I think both Tyler Cowen and Mark Thoma pointed to this post. Read the whole thing.

The problem with the macroeconomic perspective is that when you think of the economy as a GDP factory, then the only reason you can think of for it not to operate at capacity is that the ratio of M to P is too low. Instead, if you think in terms of PSST, you can think of all sorts of reasons for coordination failure.

The chains of production are really long and complex. Somebody has a job doing “business development” for a company trying to make money out of an app. That job is so far from producing widgets that it is ridiculous.

In addition, pretty much everything we buy is discretionary. The seller of almost any product or service could wake up tomorrow and find the demand for that product or service poised to fall off. Need I cite landline telephones, retail music stores, or taxi drivers?

In the PSST story, the rigidities that matter are the burdens of trying to start a new business and the reluctance of people to relocate and to change occupations. The ratio of M to P just doesn’t amount to a hill of beans in an economy that depends on deep, complex coordination in the market process.

Fashions Change on Campus

From an article in the Washington Post.

As colleges grapple with the widespread problem of sexual assault, there is a growing consensus that the nation’s schools need to do more to educate young people about sex and relationships before they ever set foot on campus.

The focus of the article is on attempts to use sex education in grades K-12 to explain the concept of consent to young people.

My point is not to say whether this is good or bad. What strikes me is how swiftly the fashions have changed on elite college campuses. As recently as five or six years ago, if you had asked me, I would have have said the colleges do too much to encourage casual sex–telling the resident assistant to keep a set of condoms in a candy dish so that anyone could come by and grab one as needed. Now, the colleges seem to be headed in the complete opposite direction. Not that they want to get rid of the condoms, but they seem to be trying to make sure that no one can have fun using them.

On a rather different note, Bart Hinkle gives an example of the campus fashion for “inclusion.”

·····

Continue the blog text above on economic coordination and campus fashions from the point where it stops. The material that follows comes from a separate source.

·····

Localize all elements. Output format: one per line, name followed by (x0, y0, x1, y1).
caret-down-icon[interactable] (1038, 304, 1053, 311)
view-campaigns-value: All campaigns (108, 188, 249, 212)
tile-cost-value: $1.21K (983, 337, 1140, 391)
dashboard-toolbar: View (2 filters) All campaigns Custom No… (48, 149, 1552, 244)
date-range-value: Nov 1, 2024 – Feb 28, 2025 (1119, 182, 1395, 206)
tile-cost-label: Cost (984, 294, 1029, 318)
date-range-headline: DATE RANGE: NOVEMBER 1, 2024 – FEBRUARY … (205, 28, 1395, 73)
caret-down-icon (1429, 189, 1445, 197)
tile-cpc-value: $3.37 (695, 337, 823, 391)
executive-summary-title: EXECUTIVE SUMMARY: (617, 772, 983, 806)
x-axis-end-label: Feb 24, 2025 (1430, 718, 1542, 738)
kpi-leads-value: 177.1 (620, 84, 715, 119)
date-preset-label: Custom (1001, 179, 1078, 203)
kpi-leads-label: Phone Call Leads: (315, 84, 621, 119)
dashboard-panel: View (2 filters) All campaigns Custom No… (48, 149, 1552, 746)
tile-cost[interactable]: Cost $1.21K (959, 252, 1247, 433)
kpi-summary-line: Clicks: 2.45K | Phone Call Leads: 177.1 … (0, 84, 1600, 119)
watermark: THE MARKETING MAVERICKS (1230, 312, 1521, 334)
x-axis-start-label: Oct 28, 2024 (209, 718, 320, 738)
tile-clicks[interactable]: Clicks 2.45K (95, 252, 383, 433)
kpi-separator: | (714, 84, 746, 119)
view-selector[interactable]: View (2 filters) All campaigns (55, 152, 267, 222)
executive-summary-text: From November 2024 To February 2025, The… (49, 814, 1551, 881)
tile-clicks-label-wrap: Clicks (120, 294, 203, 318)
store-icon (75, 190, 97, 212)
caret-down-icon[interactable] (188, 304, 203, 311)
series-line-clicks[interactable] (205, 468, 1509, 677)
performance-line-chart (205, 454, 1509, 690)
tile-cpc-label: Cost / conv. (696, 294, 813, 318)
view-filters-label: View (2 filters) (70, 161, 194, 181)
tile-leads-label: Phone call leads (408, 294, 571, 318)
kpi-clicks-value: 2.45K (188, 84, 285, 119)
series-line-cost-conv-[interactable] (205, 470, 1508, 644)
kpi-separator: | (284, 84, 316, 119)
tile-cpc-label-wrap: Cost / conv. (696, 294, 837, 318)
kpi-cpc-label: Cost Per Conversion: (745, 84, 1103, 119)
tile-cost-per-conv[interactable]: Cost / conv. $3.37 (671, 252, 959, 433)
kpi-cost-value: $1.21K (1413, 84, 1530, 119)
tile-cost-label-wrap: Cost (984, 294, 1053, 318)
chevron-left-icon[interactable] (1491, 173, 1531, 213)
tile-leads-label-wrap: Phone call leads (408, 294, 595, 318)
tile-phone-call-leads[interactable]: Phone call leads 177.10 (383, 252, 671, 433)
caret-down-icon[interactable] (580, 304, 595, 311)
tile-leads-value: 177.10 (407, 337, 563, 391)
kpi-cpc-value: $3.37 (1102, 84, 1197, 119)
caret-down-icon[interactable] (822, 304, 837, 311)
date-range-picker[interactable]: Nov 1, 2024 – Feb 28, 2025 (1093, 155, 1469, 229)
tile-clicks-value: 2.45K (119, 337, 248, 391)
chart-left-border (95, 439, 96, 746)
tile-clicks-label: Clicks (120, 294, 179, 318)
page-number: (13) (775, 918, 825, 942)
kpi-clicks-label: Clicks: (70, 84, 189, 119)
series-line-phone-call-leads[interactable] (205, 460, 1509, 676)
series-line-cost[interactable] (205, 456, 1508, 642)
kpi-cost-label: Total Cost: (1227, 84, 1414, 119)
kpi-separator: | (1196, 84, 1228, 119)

·····

→ RESULT OF THIS TASK:
Among other things, candidates should “include a list of activities that promote or contribute to inclusive teaching, research, outreach, and service”; they should report information about their “contributions to an inclusive campus”; they should write about their “active involvement in diversity and inclusion”; demonstrate that they have pursued “training in inclusive pedagogy”; incorporate “the Principles of Community into course development”; and so on. A spokesman for the university says providing such information is purely voluntary — but who applying for promotion or tenure is likely to see it that way?

He points out that if someone were to impose a similar requirement on professors to demonstrate their patriotism, people would be properly outraged.

I am becoming increasingly concerned that sending children to college is dangerous for their intellectual health. I am afraid that instead of being told how to think, students are being told not to think. They are being ideological role models, not intellectual role models.

Had someone expressed such sentiments to me fifteen years ago, I would have dismissed that person as a paranoid right-wing nutjob. I infer that in the meantime either I have turned into a paranoid right-wing nut job or there has been a significant erosion of intellectual integrity at American colleges, or both.

I am inclined to believe that it was rapid erosion of intellectual integrity. I think that the last 15 years have witnessed a change in the demographics of the professoriate. Professors with intellectual integrity have aged out or otherwise departed. An anti-intellectual conformity has appeared in their place. When you have intellectual integrity, you don’t see these sorts of abrupt fashion changes. I think of intellectual integrity as getting your beliefs from careful reflection. That means that you did not rely on fashions in the first place, and you do not change your beliefs to fit the latest fashion.